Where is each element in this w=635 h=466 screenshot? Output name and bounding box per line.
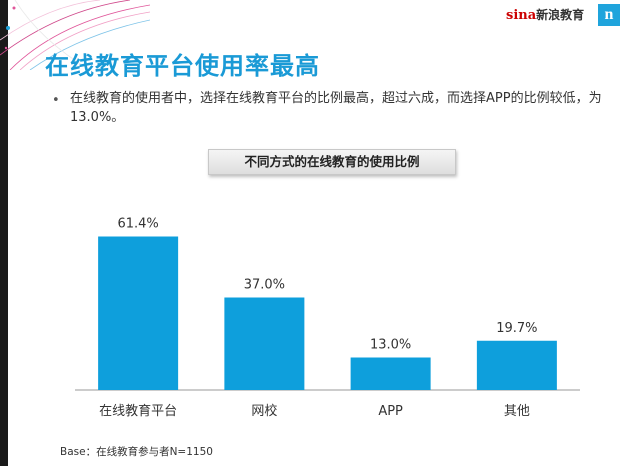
- value-label-3: 19.7%: [496, 321, 537, 336]
- bullet-text: 在线教育的使用者中，选择在线教育平台的比例最高，超过六成，而选择APP的比例较低…: [70, 91, 602, 125]
- category-label-3: 其他: [504, 404, 530, 419]
- category-label-1: 网校: [251, 403, 277, 419]
- sina-brand-logo: sina新浪教育: [506, 8, 585, 23]
- bullet-dot-icon: •: [52, 93, 60, 108]
- value-label-2: 13.0%: [370, 338, 411, 353]
- page-title: 在线教育平台使用率最高: [45, 52, 320, 80]
- left-strip: [0, 0, 8, 466]
- value-label-0: 61.4%: [117, 217, 158, 232]
- nielsen-logo: n: [598, 4, 620, 26]
- decorative-lines: [0, 0, 150, 70]
- category-label-0: 在线教育平台: [99, 403, 177, 419]
- category-label-2: APP: [378, 404, 403, 419]
- chart-title: 不同方式的在线教育的使用比例: [208, 149, 456, 175]
- bar-2: [350, 357, 431, 390]
- bar-3: [476, 340, 557, 390]
- bar-0: [98, 236, 179, 390]
- value-label-1: 37.0%: [244, 278, 285, 293]
- bar-1: [224, 297, 305, 390]
- base-note: Base：在线教育参与者N=1150: [60, 446, 213, 458]
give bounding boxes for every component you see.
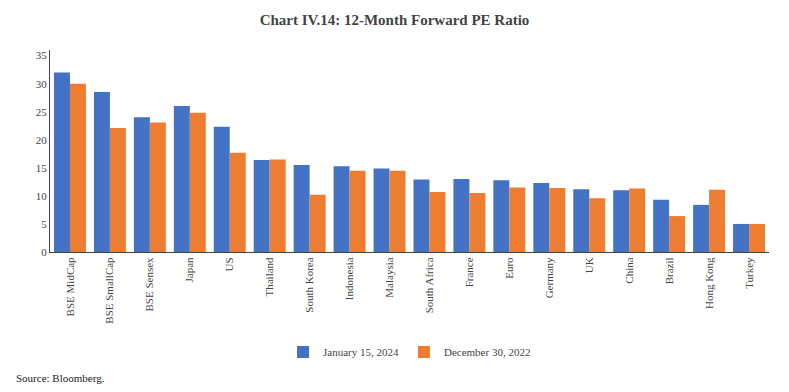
svg-text:35: 35 — [36, 49, 48, 61]
svg-text:January 15, 2024: January 15, 2024 — [323, 346, 399, 358]
svg-text:15: 15 — [36, 162, 48, 174]
svg-text:Turkey: Turkey — [743, 257, 755, 289]
svg-text:UK: UK — [583, 257, 595, 273]
svg-text:Malaysia: Malaysia — [383, 257, 395, 297]
svg-text:5: 5 — [41, 218, 47, 230]
svg-text:20: 20 — [36, 134, 48, 146]
svg-text:South Korea: South Korea — [303, 257, 315, 312]
svg-text:30: 30 — [36, 78, 48, 90]
svg-text:France: France — [463, 257, 475, 287]
svg-text:BSE Sensex: BSE Sensex — [143, 257, 155, 312]
svg-text:South Africa: South Africa — [423, 257, 435, 313]
svg-text:US: US — [223, 257, 235, 271]
svg-text:25: 25 — [36, 106, 48, 118]
svg-text:Chart IV.14: 12-Month Forward: Chart IV.14: 12-Month Forward PE Ratio — [260, 12, 530, 28]
svg-text:Hong Kong: Hong Kong — [703, 257, 715, 309]
svg-text:Germany: Germany — [543, 257, 555, 298]
svg-text:0: 0 — [41, 246, 47, 258]
svg-text:Source: Bloomberg.: Source: Bloomberg. — [16, 372, 105, 384]
svg-text:BSE MidCap: BSE MidCap — [64, 257, 76, 316]
svg-text:10: 10 — [36, 190, 48, 202]
svg-text:China: China — [623, 257, 635, 283]
svg-text:Indonesia: Indonesia — [343, 257, 355, 300]
svg-text:Euro: Euro — [503, 257, 515, 279]
svg-text:Japan: Japan — [183, 257, 195, 283]
svg-text:BSE SmallCap: BSE SmallCap — [103, 257, 115, 324]
svg-text:Brazil: Brazil — [663, 257, 675, 284]
svg-text:Thailand: Thailand — [263, 257, 275, 297]
svg-text:December 30, 2022: December 30, 2022 — [444, 346, 530, 358]
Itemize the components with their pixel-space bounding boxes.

- Exercise directions -
Extract each line of the material above that contains the string "value". The match is case-sensitive.

- Task output -
- value-label-3: 19.7%: [496, 321, 537, 336]
- value-label-2: 13.0%: [370, 338, 411, 353]
- value-label-0: 61.4%: [117, 217, 158, 232]
- value-label-1: 37.0%: [244, 278, 285, 293]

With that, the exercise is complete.